### What you have to do
Pick out every line of the entries below where "مرحبا" occurs, and copy those lines.

### Provided records
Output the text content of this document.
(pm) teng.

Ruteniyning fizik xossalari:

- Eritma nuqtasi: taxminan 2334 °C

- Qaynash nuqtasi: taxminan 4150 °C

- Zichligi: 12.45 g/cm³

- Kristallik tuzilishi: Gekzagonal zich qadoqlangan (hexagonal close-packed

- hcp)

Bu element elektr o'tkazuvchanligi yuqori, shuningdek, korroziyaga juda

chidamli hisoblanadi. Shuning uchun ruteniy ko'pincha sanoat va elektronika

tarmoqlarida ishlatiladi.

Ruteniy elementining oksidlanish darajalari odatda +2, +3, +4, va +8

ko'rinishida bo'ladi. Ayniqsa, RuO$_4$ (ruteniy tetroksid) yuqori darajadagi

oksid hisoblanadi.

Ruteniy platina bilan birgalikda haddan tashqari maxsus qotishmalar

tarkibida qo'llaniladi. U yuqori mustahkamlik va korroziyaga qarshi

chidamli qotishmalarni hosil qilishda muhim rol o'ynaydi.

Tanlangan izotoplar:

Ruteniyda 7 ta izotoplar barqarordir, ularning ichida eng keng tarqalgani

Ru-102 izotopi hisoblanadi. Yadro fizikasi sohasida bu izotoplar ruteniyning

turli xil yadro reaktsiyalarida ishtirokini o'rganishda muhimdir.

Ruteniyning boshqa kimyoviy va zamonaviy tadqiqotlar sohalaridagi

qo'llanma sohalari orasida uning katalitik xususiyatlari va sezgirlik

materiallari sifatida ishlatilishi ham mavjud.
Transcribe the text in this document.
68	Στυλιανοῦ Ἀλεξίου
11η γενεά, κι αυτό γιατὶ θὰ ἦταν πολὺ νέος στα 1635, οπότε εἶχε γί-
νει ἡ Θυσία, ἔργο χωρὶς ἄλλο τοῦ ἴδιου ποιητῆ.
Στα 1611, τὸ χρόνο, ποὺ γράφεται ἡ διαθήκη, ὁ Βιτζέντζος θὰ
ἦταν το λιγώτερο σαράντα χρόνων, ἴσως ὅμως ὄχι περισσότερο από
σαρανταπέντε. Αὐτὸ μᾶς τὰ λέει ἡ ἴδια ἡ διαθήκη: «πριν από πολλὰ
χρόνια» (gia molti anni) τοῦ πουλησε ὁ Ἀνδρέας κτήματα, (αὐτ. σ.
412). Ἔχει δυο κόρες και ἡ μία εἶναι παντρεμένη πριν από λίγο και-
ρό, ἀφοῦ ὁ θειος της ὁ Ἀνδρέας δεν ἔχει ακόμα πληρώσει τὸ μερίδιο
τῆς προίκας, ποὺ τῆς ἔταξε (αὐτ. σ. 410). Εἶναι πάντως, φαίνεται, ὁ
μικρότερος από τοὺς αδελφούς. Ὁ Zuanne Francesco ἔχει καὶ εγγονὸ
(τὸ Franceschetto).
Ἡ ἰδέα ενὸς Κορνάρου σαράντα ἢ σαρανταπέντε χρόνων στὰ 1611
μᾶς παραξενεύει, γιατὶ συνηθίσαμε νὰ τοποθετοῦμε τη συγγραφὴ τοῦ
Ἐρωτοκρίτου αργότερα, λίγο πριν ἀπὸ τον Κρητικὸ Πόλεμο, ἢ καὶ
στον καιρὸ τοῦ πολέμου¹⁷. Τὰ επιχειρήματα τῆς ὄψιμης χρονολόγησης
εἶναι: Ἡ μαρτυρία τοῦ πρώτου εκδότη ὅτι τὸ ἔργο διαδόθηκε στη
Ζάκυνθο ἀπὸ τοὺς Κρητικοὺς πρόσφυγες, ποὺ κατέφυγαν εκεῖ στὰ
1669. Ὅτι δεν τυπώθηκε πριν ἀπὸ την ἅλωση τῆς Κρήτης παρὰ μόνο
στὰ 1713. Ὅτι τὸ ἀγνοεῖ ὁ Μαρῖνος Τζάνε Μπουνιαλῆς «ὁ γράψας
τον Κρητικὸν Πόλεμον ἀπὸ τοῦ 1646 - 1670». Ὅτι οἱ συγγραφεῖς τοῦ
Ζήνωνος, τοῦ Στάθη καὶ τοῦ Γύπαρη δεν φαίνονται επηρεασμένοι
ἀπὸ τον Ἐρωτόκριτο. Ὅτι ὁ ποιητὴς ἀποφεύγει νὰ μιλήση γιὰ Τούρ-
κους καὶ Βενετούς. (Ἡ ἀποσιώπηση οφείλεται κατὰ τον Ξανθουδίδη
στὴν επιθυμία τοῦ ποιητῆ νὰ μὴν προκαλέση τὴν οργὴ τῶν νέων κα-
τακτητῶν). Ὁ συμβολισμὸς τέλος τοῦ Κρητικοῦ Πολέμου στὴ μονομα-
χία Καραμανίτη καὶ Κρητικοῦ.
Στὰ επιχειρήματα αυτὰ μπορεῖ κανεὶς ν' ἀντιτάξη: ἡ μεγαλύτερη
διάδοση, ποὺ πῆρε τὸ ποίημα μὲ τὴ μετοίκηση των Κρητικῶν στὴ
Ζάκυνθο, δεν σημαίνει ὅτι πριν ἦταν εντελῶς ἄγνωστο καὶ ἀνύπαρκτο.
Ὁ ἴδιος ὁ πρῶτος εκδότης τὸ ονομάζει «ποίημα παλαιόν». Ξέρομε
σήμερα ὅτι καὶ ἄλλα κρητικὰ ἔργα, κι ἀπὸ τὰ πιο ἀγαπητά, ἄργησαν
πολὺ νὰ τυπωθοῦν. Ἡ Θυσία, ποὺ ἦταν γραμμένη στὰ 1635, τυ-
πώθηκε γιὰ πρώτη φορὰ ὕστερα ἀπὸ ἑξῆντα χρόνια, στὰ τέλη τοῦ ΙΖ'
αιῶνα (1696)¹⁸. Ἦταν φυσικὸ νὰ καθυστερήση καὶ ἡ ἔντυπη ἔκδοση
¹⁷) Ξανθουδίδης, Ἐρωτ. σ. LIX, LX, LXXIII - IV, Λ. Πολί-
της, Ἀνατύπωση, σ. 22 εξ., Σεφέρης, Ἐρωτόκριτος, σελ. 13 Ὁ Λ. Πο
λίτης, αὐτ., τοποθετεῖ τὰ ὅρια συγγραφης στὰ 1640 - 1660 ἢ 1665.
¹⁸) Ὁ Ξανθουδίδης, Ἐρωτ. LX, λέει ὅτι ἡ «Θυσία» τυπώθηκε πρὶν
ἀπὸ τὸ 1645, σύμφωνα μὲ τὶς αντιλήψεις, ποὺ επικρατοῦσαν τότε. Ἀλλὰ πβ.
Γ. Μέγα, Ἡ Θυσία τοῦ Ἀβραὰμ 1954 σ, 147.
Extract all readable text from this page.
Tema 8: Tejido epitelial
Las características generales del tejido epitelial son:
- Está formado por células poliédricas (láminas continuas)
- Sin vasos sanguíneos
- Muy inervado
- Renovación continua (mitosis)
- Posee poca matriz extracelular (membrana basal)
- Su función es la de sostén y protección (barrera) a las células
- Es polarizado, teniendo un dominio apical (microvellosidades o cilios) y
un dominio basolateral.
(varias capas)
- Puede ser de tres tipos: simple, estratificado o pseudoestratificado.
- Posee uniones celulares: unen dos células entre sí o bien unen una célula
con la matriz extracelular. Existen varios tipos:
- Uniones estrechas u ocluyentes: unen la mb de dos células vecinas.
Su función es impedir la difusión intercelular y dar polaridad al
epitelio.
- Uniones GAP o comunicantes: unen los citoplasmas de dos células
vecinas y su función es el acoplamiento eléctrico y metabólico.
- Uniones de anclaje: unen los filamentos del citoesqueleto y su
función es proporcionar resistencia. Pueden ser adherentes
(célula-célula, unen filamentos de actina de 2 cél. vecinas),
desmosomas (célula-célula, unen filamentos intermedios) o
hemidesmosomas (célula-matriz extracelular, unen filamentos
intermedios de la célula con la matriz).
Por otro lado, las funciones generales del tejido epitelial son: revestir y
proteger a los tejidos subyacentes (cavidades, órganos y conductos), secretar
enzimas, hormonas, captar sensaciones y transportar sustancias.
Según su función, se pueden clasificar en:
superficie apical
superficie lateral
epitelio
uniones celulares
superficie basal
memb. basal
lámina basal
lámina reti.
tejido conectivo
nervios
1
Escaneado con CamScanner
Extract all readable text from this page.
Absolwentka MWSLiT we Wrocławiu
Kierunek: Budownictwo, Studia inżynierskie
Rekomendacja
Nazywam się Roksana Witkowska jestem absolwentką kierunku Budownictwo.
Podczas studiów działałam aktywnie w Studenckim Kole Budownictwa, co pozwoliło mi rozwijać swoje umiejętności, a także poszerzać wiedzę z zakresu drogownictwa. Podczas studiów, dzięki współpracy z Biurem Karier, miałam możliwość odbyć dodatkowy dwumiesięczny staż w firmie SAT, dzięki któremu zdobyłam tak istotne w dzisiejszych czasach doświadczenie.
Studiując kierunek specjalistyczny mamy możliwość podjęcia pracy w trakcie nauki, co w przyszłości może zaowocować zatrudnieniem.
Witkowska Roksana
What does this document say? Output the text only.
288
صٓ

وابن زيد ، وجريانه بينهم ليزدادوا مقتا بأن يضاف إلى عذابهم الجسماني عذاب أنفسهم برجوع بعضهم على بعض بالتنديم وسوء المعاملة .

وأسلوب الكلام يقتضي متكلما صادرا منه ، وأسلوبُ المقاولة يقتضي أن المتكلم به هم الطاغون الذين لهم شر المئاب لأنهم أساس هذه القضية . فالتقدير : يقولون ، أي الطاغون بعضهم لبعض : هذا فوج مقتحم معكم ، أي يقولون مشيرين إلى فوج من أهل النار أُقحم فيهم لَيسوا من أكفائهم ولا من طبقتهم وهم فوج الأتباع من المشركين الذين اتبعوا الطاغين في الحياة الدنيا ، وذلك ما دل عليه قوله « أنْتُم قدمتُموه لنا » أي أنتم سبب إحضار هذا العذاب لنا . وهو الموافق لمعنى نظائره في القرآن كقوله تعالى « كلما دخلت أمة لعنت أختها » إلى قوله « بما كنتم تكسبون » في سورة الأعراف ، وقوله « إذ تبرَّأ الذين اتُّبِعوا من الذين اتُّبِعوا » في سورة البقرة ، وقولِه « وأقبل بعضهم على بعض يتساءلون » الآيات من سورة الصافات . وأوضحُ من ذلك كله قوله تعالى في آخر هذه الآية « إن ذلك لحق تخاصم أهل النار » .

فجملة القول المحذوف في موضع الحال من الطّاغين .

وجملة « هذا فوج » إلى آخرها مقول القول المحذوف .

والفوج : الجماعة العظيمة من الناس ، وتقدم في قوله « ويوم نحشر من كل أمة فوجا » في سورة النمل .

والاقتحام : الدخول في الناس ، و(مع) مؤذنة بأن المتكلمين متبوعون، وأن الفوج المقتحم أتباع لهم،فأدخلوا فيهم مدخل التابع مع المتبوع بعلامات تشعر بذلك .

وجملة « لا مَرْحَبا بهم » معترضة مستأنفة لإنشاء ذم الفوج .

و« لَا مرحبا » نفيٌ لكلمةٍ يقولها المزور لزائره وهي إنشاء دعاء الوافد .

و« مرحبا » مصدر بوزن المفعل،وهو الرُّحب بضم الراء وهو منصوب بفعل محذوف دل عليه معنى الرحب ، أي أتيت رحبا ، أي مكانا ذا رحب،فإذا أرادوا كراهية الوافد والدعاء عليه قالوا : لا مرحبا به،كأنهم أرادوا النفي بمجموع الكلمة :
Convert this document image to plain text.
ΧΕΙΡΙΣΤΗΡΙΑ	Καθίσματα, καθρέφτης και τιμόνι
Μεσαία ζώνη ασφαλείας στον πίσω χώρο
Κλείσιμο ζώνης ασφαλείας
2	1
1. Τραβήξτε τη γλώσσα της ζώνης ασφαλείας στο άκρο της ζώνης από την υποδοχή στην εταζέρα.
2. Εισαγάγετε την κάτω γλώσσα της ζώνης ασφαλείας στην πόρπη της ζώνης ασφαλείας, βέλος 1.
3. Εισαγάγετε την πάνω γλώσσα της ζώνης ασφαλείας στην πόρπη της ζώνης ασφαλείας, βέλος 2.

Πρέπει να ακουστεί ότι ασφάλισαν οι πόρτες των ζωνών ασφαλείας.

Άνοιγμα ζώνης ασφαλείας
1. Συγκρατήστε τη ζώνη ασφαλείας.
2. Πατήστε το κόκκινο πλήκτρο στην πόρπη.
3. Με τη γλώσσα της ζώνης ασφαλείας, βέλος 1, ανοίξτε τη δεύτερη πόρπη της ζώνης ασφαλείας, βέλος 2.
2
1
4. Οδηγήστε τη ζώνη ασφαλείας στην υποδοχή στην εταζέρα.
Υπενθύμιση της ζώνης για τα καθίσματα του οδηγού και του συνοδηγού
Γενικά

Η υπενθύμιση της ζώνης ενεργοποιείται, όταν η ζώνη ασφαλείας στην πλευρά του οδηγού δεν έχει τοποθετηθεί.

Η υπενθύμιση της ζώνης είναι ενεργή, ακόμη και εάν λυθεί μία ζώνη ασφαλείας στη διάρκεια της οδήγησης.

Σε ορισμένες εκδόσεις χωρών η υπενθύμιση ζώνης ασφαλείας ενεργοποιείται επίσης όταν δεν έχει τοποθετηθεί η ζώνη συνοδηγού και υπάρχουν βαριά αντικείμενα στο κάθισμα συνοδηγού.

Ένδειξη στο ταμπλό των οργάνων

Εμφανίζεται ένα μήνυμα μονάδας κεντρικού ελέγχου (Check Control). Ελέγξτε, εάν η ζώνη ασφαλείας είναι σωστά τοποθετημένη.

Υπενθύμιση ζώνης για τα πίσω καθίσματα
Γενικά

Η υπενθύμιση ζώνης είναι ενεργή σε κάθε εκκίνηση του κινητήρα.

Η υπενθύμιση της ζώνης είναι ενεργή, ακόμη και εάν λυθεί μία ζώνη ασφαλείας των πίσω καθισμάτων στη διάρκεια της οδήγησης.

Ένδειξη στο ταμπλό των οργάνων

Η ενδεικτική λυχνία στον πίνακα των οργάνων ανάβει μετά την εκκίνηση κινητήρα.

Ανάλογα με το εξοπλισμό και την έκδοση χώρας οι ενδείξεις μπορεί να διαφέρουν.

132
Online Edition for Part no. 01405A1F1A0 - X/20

### Solution
و« لَا مرحبا » نفيٌ لكلمةٍ يقولها المزور لزائره وهي إنشاء دعاء الوافد .
و« مرحبا » مصدر بوزن المفعل،وهو الرُّحب بضم الراء وهو منصوب بفعل محذوف دل عليه معنى الرحب ، أي أتيت رحبا ، أي مكانا ذا رحب،فإذا أرادوا كراهية الوافد والدعاء عليه قالوا : لا مرحبا به،كأنهم أرادوا النفي بمجموع الكلمة :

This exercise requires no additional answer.